What the task asks — Where a line contains the word "carried", copy that line in full.

Supplied records —
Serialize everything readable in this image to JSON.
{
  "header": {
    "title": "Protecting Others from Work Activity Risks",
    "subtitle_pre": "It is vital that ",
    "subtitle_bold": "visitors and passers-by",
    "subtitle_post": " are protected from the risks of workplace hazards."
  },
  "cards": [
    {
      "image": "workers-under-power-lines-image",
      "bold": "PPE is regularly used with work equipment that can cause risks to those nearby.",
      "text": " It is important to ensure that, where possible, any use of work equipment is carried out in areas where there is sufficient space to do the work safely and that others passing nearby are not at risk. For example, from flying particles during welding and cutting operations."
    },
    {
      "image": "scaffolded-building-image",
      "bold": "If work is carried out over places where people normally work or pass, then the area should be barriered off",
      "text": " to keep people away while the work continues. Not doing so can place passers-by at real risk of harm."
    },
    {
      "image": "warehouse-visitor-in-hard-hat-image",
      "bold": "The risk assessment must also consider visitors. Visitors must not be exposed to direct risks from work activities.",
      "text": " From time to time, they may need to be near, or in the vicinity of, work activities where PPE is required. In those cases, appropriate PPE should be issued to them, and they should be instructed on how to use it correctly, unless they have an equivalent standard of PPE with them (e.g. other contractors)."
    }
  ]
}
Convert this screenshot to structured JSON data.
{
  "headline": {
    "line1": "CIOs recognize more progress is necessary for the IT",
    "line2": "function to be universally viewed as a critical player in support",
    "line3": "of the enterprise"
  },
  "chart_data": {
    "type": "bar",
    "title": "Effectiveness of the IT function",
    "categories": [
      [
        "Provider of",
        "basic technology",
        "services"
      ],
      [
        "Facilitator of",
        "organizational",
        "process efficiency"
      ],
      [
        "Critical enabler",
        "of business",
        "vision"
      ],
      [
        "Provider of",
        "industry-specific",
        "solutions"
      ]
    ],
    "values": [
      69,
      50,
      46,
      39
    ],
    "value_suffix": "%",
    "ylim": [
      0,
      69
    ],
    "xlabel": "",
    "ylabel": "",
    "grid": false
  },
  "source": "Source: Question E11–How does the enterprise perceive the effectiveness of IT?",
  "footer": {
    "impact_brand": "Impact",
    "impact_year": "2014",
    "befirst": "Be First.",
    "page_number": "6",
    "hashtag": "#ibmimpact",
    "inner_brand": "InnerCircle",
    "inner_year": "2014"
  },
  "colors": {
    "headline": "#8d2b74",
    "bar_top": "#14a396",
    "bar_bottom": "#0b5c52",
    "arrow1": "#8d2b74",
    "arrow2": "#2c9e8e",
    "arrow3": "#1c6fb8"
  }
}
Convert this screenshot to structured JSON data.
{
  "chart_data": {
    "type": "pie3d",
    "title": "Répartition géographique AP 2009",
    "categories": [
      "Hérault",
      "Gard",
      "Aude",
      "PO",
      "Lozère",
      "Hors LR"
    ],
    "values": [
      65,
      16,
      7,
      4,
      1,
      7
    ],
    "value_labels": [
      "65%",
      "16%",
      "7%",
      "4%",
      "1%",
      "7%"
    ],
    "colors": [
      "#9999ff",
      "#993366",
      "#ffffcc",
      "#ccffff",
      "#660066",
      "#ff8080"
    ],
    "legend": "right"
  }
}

Answer for the task —
      "text": " It is important to ensure that, where possible, any use of work equipment is carried out in areas where there is sufficient space to do the work safely and that others passing nearby are not at risk. For example, from flying particles during welding and cutting operations."
      "bold": "If work is carried out over places where people normally work or pass, then the area should be barriered off",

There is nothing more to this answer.